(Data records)
----------------
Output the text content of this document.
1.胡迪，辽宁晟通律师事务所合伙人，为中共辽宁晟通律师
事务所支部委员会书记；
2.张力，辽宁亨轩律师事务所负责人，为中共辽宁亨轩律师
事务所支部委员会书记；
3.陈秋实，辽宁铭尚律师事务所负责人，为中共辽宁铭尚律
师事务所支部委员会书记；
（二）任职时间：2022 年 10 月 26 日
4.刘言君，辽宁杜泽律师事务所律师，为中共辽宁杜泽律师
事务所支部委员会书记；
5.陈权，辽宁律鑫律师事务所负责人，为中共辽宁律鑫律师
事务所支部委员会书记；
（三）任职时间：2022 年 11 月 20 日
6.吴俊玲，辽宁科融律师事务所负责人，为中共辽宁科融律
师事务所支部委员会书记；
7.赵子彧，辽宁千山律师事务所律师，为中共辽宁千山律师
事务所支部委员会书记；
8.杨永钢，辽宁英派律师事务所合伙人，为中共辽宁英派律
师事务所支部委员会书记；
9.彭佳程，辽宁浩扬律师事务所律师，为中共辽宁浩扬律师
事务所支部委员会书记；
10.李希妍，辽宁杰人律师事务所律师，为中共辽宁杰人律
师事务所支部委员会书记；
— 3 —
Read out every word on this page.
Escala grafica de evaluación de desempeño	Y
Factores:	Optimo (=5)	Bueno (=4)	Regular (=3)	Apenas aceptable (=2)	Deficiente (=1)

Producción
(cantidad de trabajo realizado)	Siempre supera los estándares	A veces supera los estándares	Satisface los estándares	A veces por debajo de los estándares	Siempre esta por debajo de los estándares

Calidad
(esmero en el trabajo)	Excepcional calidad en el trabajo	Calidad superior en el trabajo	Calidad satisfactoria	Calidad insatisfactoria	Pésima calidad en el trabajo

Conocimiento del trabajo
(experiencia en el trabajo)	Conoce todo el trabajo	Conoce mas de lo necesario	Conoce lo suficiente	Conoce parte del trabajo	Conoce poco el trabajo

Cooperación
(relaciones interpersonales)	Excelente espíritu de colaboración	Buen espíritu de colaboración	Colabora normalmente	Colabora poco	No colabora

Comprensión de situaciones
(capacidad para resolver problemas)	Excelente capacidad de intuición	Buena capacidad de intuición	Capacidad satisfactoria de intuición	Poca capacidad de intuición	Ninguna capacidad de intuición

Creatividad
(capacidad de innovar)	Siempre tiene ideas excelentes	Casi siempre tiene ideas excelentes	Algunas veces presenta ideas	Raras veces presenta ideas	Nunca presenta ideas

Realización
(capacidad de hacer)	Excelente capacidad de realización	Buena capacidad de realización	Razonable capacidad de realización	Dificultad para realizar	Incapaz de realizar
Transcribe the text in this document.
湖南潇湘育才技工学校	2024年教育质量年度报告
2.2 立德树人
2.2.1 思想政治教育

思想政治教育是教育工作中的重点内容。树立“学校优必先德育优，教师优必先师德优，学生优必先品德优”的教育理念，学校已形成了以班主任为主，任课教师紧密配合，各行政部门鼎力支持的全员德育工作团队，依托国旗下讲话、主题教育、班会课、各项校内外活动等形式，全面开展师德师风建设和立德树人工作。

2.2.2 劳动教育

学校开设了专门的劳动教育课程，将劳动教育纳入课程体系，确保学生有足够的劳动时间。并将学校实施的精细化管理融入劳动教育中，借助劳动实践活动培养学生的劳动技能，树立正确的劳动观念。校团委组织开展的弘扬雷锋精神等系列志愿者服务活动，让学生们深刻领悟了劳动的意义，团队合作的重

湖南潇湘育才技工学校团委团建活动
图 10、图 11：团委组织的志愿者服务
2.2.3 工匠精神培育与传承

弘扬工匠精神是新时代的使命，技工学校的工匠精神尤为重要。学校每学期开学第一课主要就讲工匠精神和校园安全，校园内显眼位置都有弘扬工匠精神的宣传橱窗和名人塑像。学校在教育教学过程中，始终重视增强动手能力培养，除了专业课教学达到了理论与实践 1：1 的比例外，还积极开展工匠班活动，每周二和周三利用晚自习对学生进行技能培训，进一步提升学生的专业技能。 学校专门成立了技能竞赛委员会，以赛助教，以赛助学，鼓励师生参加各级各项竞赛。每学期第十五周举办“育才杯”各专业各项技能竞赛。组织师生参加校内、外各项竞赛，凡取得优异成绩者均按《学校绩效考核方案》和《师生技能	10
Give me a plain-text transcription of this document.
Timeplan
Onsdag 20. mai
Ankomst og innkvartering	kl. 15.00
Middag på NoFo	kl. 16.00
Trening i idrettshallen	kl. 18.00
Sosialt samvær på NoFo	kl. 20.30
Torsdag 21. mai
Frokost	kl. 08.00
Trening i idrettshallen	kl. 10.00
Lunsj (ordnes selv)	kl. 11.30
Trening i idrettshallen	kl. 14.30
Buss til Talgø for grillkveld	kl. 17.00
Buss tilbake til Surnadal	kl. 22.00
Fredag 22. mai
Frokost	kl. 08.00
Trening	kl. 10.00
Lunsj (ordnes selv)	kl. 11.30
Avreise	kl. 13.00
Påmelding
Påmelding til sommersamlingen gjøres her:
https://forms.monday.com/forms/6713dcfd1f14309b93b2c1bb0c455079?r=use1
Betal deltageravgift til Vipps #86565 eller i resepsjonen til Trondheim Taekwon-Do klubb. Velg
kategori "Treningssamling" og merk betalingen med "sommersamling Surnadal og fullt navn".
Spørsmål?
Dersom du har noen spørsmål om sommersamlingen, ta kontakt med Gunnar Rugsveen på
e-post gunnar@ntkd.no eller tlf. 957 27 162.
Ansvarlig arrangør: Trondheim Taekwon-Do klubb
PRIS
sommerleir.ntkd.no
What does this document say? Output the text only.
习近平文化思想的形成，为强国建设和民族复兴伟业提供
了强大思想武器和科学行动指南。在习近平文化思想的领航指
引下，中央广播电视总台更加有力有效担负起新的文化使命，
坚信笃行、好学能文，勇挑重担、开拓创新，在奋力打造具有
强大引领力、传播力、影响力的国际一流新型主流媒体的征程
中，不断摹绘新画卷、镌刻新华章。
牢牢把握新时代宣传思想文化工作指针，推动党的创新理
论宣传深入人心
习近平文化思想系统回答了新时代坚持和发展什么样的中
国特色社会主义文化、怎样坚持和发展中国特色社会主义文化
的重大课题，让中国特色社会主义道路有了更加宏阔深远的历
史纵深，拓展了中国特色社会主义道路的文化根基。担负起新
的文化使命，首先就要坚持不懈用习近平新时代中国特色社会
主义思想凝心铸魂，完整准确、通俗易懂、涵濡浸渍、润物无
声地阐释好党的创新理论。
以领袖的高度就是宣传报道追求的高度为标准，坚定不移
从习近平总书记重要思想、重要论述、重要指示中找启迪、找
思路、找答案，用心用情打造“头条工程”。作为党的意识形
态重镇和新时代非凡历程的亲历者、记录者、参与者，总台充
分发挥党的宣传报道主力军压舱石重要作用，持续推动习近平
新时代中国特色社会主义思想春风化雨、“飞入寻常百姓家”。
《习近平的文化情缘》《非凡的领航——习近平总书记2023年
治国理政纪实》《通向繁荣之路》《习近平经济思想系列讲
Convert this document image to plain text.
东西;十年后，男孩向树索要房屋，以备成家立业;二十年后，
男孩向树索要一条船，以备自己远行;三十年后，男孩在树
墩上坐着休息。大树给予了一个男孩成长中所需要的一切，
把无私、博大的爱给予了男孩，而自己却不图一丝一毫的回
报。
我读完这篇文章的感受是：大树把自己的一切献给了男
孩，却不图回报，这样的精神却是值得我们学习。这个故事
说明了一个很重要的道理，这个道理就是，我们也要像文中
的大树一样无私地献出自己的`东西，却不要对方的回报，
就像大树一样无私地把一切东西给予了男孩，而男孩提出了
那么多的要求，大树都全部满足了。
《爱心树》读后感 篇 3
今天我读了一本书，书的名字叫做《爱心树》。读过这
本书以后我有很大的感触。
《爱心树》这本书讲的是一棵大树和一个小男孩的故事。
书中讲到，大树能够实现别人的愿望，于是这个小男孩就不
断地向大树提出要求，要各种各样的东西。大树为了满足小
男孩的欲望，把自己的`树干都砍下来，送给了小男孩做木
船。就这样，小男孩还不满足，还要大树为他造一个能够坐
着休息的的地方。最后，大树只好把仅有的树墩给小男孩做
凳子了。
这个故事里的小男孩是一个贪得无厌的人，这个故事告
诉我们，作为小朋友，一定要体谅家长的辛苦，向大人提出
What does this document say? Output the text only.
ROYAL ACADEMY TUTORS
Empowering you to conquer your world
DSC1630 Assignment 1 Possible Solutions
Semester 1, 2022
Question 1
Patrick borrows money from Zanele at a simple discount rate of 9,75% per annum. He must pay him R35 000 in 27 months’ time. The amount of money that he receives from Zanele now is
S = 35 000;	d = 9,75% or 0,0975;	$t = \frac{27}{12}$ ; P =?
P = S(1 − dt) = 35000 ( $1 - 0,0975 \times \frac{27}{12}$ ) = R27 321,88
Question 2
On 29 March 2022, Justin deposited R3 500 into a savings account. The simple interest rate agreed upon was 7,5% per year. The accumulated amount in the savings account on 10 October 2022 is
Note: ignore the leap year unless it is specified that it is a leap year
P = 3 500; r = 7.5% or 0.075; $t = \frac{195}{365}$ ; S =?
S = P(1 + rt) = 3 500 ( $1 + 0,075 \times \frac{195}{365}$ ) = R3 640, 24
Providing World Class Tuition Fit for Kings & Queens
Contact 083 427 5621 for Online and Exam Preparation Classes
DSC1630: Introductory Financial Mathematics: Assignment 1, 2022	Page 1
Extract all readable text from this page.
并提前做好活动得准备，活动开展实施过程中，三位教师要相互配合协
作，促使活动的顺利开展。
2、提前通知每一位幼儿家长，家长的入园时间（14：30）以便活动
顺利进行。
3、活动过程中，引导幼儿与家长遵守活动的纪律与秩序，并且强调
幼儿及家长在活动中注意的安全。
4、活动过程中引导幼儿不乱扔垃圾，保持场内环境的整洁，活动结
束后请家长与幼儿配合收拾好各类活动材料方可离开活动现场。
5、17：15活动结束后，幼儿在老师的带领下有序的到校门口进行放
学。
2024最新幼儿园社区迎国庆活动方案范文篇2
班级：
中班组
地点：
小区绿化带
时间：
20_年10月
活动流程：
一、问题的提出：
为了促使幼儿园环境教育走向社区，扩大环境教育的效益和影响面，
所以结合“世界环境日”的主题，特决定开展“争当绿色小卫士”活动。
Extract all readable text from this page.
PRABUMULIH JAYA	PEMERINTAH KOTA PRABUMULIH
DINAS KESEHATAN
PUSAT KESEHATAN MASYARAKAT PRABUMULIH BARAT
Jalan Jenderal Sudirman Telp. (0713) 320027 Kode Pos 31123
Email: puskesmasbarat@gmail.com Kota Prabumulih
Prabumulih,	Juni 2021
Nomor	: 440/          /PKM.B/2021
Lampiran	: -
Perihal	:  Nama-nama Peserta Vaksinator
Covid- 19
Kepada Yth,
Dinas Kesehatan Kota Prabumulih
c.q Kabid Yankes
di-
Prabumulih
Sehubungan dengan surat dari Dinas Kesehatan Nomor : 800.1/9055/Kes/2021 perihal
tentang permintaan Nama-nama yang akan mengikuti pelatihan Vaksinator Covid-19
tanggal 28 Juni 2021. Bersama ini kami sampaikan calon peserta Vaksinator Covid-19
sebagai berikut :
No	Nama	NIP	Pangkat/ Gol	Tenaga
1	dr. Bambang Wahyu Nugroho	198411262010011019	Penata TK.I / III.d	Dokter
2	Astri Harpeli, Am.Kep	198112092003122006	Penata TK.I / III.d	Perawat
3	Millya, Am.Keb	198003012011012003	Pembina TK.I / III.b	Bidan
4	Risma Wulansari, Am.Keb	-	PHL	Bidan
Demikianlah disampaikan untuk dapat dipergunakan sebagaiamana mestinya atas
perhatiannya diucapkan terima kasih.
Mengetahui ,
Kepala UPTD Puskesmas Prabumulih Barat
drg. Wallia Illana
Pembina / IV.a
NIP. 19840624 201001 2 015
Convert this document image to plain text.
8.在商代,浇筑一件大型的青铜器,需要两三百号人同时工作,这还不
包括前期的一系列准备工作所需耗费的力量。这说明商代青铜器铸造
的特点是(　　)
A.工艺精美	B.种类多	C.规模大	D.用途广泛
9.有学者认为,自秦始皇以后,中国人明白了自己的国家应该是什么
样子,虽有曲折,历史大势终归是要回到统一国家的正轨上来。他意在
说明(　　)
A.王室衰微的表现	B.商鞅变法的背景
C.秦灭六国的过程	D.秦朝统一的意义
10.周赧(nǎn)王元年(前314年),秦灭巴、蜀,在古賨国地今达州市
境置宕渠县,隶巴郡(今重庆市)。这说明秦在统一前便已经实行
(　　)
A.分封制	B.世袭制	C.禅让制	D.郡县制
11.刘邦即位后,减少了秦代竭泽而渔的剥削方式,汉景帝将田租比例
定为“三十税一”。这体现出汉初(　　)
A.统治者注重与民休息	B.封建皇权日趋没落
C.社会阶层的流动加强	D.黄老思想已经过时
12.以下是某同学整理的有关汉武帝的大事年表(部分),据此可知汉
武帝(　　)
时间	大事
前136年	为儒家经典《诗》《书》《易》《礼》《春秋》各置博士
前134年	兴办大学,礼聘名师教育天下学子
----------------
*EXERCISE AIM:* Scan the material above. Extract every line in which the word "Assignment" occurs.

*SOLUTION BELOW:*
DSC1630 Assignment 1 Possible Solutions
DSC1630: Introductory Financial Mathematics: Assignment 1, 2022	Page 1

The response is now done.